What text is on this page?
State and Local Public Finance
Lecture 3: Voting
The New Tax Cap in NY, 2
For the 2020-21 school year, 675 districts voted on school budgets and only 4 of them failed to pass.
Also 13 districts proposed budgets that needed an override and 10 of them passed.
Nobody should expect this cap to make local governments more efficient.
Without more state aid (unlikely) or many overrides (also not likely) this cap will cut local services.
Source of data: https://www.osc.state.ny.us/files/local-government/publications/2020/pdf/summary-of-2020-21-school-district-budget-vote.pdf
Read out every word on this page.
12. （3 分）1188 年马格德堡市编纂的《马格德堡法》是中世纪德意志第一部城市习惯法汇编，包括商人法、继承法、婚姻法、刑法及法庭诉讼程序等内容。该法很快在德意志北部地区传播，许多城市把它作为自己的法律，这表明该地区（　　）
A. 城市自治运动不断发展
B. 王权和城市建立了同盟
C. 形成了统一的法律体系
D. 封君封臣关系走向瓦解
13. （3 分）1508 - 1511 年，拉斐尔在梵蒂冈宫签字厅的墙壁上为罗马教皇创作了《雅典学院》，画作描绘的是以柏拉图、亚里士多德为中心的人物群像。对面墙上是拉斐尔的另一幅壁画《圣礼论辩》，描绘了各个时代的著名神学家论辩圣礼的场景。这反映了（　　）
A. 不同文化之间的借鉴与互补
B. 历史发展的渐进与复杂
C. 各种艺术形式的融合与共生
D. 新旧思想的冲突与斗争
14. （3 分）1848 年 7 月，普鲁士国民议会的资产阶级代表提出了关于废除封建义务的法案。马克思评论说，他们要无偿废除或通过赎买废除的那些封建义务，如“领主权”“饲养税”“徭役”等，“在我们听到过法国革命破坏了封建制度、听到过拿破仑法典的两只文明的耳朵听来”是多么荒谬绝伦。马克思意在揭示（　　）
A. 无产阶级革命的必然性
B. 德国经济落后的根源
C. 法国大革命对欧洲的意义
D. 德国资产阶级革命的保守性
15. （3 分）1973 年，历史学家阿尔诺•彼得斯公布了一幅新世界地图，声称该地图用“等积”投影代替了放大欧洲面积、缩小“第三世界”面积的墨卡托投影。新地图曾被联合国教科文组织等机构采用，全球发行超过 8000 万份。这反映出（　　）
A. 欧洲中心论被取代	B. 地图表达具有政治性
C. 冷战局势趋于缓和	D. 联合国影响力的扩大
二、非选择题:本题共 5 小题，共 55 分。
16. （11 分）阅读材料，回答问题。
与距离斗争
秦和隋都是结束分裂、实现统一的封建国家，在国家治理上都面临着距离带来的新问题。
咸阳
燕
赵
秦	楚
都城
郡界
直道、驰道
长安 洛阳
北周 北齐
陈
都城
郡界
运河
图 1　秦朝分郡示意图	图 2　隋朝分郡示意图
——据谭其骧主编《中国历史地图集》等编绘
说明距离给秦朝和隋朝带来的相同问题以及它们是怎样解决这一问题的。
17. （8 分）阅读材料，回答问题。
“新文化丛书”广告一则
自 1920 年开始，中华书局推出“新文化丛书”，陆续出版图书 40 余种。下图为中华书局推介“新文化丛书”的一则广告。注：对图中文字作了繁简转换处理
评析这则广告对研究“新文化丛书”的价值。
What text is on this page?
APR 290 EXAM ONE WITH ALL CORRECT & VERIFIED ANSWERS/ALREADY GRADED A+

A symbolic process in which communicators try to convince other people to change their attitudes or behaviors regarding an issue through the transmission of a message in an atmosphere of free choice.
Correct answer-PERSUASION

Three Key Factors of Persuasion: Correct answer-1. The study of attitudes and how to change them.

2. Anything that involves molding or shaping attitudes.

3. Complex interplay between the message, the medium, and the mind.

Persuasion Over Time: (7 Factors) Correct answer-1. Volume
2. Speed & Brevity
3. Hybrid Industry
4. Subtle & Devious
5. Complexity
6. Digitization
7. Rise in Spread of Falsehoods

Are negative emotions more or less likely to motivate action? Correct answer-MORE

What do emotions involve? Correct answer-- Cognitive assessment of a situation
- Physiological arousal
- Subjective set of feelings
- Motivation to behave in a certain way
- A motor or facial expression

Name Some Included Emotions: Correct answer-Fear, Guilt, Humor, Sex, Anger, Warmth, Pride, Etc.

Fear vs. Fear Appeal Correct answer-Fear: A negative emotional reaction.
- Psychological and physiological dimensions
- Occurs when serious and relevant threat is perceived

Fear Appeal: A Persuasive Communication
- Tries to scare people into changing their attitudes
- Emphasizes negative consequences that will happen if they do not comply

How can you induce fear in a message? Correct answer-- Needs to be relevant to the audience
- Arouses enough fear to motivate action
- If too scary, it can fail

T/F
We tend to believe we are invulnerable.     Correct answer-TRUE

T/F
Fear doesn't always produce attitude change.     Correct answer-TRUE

━━━

_Given task_: State how many lines of the listing hold the string "新文化丛书"; reply with the number and nothing else.

_Solution for this task_: 3